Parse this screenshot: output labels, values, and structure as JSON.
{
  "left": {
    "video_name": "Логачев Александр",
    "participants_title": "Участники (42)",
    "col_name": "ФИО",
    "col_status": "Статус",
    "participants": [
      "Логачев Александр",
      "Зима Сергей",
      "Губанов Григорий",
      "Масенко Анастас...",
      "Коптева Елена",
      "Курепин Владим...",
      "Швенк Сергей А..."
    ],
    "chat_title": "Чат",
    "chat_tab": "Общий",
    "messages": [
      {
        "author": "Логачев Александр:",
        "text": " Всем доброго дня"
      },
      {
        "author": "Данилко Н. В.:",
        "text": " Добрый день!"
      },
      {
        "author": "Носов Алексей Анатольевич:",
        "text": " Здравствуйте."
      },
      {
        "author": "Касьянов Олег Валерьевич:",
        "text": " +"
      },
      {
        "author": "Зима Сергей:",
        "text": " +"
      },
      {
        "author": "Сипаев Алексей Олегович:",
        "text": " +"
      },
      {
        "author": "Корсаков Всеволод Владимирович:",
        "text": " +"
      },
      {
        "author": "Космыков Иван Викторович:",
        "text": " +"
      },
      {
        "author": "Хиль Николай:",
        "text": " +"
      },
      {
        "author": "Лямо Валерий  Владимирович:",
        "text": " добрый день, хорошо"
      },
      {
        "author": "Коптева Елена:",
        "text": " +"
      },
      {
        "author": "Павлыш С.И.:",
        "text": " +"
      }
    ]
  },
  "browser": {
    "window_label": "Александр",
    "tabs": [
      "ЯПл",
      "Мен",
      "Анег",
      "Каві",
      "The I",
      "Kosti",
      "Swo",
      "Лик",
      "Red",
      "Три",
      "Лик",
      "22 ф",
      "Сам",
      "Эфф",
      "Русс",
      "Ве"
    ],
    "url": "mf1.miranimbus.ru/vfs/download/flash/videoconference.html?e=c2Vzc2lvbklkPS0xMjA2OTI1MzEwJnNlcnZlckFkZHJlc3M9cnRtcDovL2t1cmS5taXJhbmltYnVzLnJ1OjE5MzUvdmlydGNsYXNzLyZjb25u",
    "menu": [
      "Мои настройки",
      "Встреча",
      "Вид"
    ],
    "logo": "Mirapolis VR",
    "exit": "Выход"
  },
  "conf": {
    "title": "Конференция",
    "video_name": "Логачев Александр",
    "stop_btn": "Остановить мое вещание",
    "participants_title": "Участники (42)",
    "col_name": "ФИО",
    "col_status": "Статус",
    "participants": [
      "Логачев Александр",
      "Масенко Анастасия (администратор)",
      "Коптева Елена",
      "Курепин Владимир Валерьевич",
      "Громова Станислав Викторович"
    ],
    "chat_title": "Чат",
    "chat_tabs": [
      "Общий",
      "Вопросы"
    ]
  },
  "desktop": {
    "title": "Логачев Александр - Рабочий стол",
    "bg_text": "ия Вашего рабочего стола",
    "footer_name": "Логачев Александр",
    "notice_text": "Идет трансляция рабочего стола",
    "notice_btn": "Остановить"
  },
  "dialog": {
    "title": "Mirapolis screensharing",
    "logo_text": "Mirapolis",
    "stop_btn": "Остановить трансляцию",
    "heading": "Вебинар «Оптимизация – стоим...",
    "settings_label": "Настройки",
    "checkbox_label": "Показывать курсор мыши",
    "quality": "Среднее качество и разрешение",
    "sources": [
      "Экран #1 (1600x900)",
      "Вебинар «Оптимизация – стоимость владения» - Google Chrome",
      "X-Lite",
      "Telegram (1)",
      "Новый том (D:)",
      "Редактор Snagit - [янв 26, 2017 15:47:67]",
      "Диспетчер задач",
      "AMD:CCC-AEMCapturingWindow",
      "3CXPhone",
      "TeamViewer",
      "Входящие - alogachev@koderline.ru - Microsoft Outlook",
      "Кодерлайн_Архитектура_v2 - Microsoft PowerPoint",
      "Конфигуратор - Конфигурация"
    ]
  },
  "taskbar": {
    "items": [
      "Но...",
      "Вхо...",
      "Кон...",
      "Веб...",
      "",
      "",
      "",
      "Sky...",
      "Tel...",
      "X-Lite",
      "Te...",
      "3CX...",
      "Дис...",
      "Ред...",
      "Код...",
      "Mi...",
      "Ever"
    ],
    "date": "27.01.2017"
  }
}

Exercise details: Of all the lines in the listing above, how many contain the word "Алексей"? Answer with the number alone.

Solution for this problem: 2